*TASK INSTRUCTIONS*
Which lines below hold the word "времени"? Copy all of them.

── LISTED RECORDS

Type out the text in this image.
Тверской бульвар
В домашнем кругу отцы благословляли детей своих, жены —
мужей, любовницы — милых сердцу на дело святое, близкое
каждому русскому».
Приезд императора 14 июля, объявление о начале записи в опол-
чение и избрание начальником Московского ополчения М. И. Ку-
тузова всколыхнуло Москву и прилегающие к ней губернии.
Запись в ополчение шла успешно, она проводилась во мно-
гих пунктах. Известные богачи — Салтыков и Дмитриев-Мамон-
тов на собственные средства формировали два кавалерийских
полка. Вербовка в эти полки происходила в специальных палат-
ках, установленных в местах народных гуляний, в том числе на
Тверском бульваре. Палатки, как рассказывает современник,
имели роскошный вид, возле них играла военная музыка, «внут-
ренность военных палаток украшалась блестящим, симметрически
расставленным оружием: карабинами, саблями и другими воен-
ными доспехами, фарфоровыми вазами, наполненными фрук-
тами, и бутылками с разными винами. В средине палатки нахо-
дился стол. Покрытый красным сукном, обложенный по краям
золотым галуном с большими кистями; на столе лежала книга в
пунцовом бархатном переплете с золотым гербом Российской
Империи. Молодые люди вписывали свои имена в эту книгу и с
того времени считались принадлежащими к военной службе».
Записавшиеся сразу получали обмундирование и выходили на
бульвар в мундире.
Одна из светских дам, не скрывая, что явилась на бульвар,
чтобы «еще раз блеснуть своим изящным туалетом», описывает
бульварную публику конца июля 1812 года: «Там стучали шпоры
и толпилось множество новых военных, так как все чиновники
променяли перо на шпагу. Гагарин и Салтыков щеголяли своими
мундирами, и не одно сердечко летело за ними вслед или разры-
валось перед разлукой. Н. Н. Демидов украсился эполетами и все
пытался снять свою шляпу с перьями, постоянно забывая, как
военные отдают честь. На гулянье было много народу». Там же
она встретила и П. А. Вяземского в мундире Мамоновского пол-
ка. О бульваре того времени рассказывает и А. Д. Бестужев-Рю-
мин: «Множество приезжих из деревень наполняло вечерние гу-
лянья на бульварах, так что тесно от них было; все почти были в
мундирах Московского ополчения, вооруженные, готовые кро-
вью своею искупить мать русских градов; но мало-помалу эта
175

────

*PROBLEM SOLUTION*
того времени считались принадлежащими к военной службе».
ка. О бульваре того времени рассказывает и А. Д. Бестужев-Рю-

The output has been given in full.